** start PROVIDED DATA **

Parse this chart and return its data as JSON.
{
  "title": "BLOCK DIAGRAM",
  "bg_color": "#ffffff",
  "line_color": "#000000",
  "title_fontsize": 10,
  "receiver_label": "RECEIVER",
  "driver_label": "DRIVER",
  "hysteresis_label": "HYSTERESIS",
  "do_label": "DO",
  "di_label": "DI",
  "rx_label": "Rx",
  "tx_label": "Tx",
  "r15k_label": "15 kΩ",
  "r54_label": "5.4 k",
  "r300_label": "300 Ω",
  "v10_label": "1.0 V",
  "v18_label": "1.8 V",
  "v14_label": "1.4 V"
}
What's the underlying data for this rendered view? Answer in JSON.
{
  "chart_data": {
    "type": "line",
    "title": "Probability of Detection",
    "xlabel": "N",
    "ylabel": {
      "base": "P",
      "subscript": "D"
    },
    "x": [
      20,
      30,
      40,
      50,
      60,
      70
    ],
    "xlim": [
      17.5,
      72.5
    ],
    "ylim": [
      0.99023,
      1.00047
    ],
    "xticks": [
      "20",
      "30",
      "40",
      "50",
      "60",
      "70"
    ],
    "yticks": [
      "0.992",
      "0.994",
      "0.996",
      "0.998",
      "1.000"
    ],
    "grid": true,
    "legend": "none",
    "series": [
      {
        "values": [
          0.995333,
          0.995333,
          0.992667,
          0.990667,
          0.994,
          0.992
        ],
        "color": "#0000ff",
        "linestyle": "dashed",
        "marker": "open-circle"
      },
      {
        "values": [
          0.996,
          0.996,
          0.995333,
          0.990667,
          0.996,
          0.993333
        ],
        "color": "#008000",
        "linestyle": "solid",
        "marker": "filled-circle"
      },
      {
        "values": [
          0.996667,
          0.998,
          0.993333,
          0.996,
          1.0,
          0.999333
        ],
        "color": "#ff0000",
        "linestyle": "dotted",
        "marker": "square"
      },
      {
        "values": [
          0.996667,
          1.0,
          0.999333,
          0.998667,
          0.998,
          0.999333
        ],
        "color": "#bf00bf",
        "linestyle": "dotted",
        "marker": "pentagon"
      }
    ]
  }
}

** end PROVIDED DATA **

- [DIRECTION]:
Say how many lines contain the string "JSON", giving nothing but the count.

- [OUTPUT]:
2